* WORK INSTRUCTIONS: Copy out all lines where "this" appears.

+---+

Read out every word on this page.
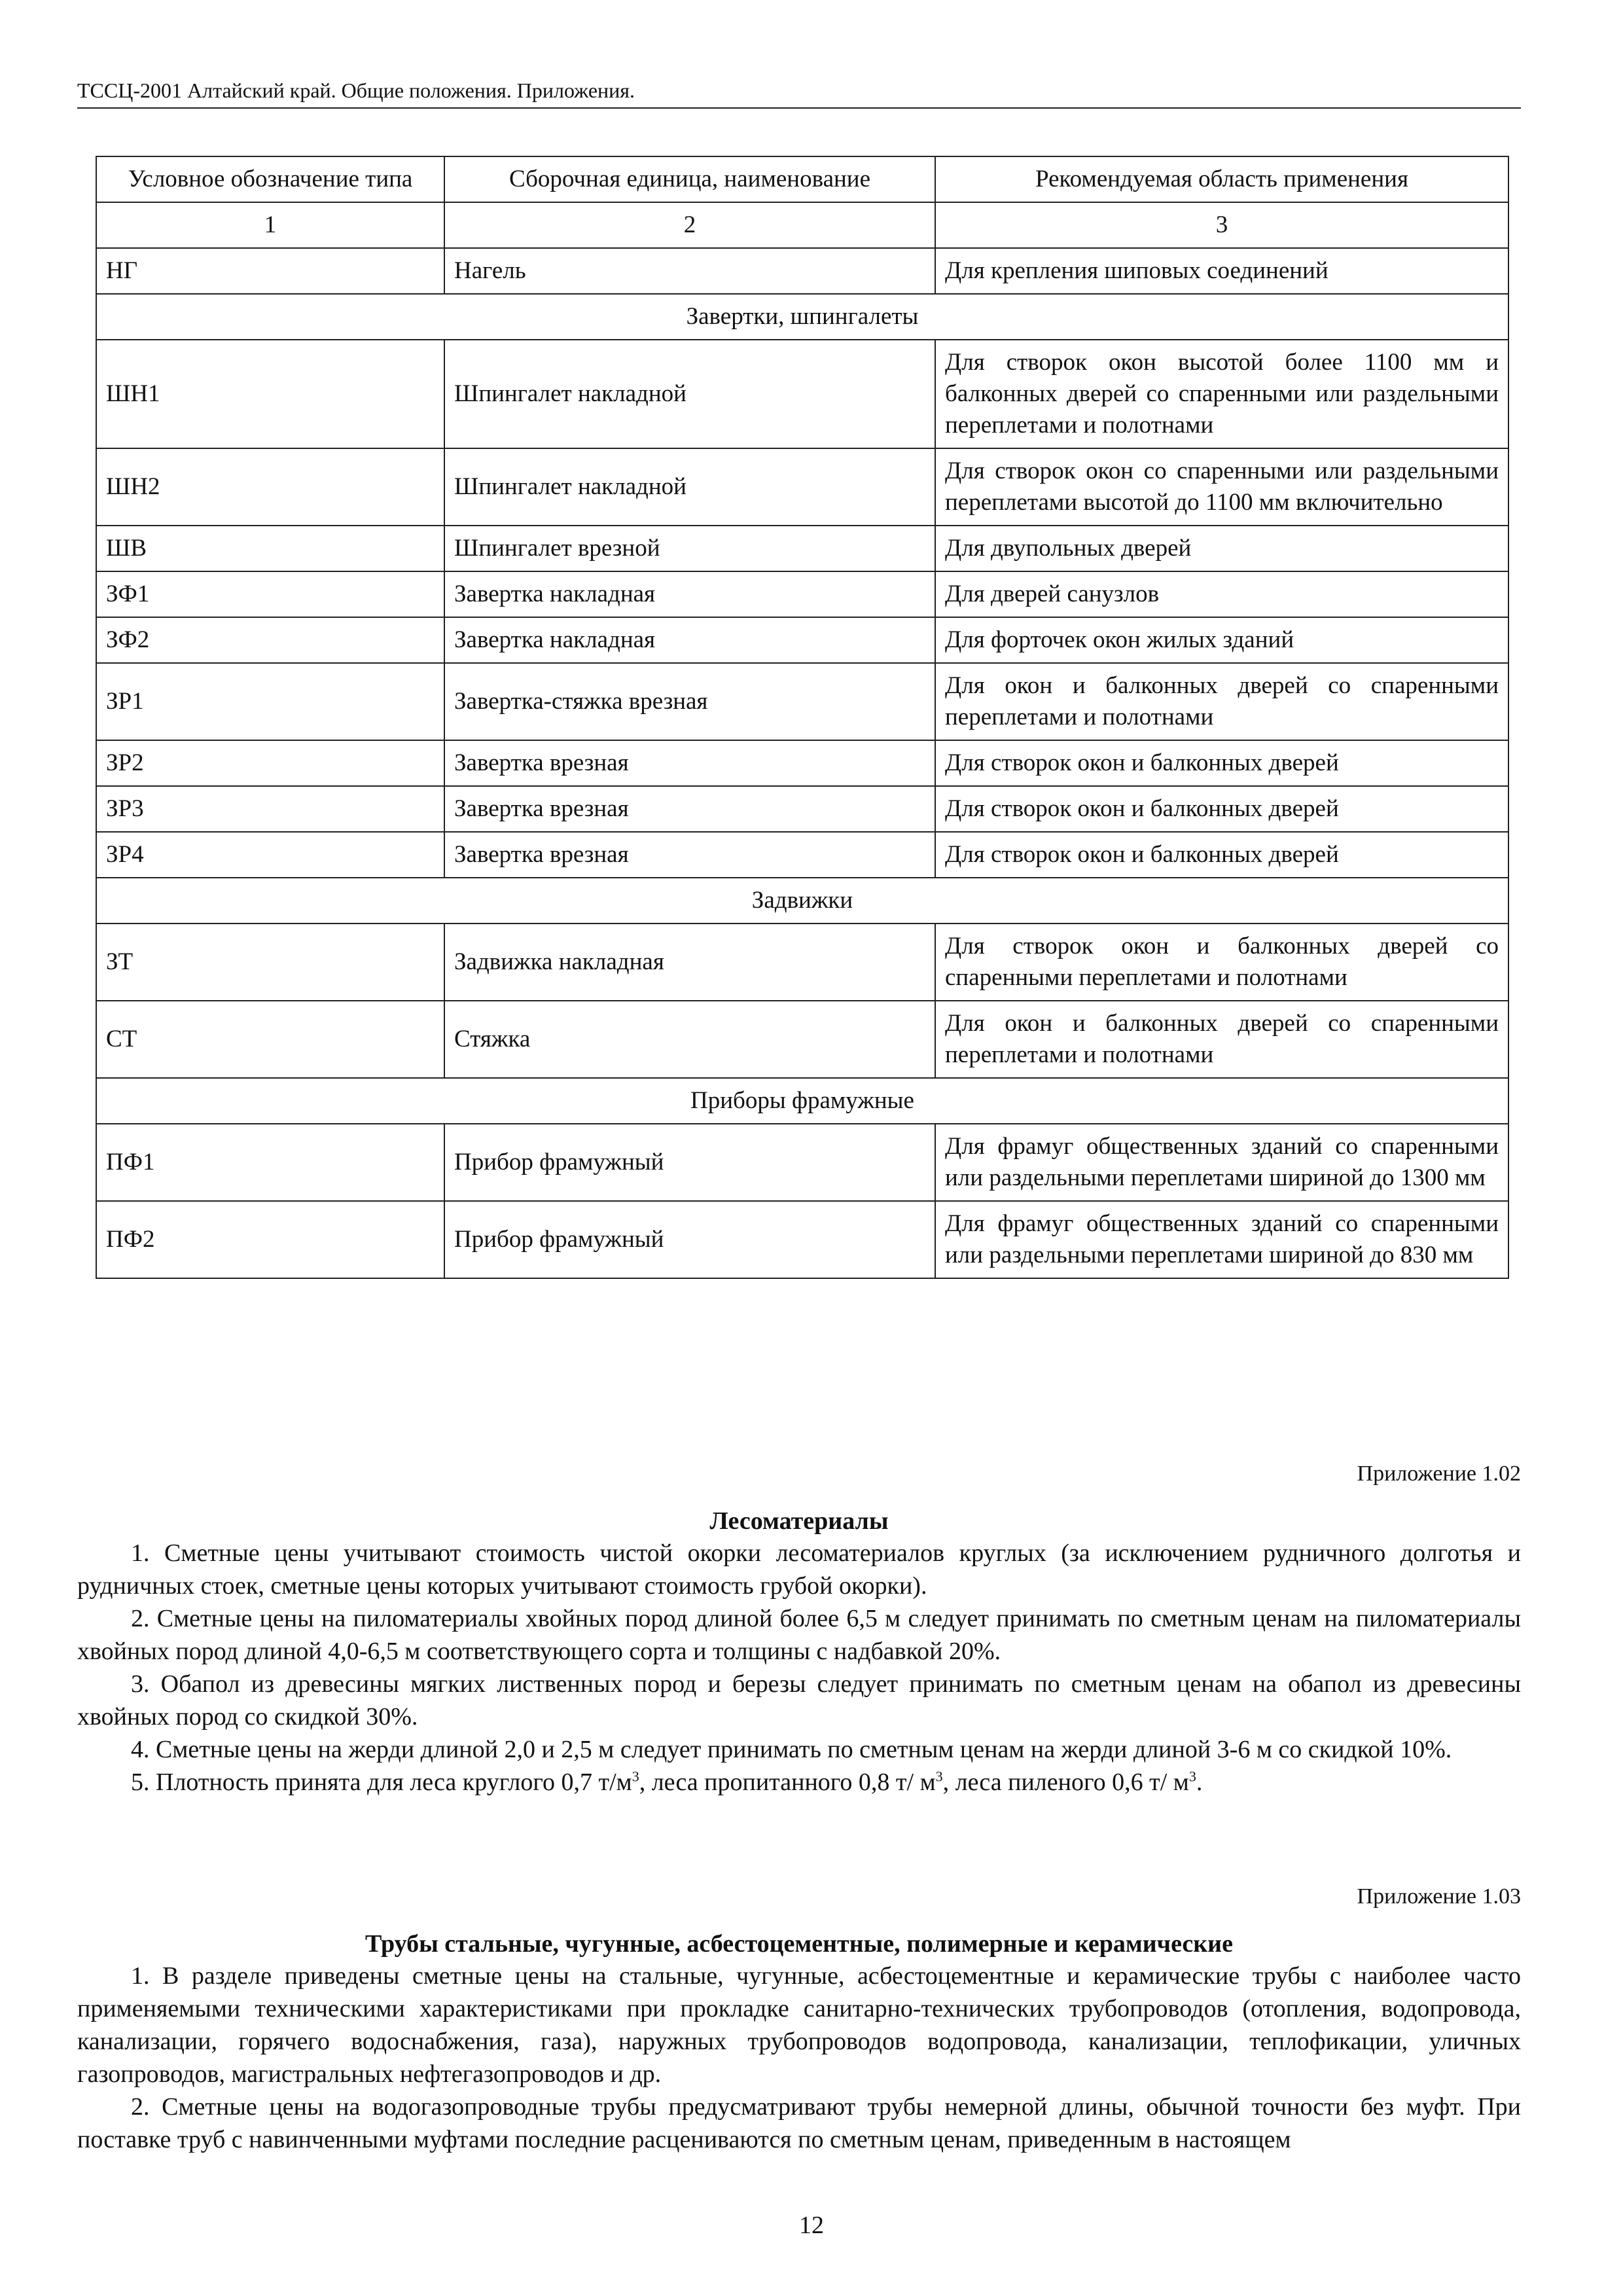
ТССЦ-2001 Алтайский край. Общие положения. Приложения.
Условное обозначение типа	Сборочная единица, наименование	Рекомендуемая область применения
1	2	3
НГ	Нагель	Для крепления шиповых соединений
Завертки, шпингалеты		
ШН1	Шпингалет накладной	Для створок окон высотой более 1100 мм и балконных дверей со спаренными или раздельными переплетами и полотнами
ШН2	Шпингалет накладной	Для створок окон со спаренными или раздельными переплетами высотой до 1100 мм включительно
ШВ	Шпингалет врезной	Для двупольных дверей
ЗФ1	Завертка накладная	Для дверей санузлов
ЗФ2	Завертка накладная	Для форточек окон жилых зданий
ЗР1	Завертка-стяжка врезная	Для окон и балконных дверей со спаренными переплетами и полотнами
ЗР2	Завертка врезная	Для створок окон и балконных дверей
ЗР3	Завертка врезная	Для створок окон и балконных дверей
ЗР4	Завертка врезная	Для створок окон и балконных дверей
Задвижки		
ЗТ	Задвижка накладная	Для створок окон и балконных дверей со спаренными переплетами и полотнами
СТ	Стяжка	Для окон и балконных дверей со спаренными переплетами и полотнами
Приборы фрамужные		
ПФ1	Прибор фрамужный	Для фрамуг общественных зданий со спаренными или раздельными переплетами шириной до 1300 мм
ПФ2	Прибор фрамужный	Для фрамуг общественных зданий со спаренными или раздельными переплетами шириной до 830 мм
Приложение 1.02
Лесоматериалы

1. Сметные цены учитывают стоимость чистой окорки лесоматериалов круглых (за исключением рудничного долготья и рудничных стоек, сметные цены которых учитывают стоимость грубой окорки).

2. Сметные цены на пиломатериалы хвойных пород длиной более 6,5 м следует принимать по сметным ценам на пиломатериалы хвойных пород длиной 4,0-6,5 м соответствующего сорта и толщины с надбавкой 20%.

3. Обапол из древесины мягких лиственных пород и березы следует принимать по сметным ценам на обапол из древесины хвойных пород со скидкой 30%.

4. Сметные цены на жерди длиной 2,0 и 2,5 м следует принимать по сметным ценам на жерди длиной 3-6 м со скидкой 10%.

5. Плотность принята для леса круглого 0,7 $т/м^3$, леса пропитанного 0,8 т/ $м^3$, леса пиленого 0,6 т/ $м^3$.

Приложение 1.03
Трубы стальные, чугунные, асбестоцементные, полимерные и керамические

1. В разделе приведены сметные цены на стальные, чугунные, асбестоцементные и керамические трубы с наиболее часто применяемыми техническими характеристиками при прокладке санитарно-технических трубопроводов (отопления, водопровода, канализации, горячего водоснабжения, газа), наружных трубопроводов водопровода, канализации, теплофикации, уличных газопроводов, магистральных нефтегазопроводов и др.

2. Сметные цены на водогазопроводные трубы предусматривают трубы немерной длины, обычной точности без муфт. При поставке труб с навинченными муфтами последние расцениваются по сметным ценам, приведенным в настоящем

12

+---+

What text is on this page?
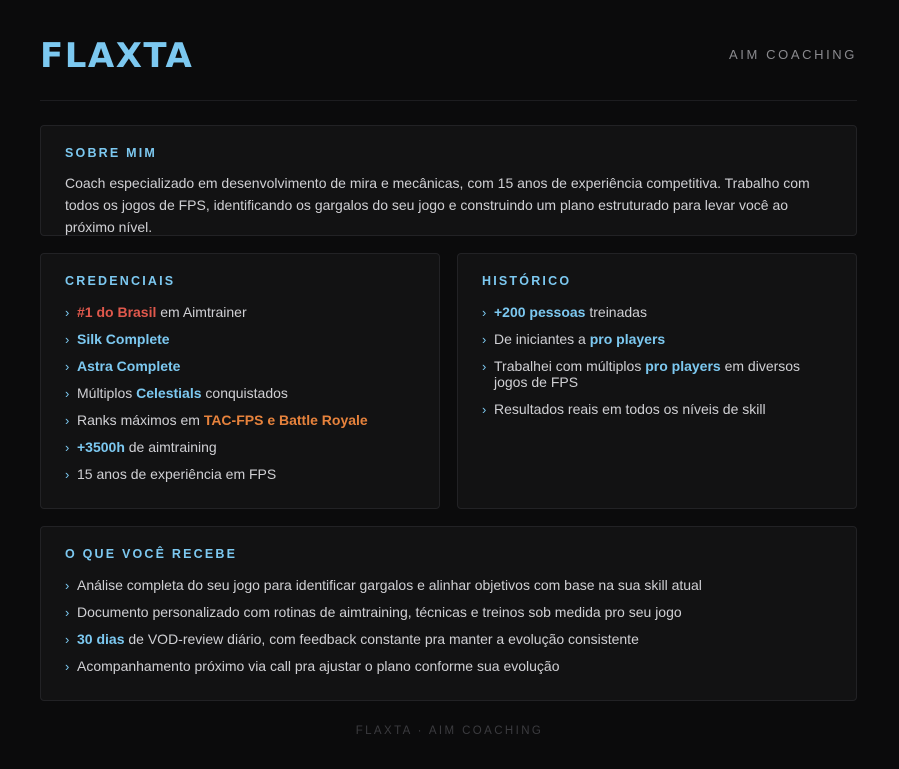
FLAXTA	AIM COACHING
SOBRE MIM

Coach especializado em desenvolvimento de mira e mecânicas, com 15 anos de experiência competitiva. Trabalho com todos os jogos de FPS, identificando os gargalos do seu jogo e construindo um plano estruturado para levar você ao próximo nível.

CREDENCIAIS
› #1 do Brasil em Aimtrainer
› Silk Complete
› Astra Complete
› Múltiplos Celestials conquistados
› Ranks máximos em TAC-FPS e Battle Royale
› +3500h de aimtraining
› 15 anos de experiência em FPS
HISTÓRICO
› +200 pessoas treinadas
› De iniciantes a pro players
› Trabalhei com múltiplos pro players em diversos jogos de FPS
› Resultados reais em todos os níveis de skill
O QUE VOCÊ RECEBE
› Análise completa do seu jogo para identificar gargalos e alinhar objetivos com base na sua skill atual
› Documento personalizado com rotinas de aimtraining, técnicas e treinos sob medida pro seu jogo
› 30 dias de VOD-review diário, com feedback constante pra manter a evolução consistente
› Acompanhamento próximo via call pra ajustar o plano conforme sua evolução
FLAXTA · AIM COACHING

+---+

* WRITTEN RESPONSE:
Read out every word on this page.
What text is on this page?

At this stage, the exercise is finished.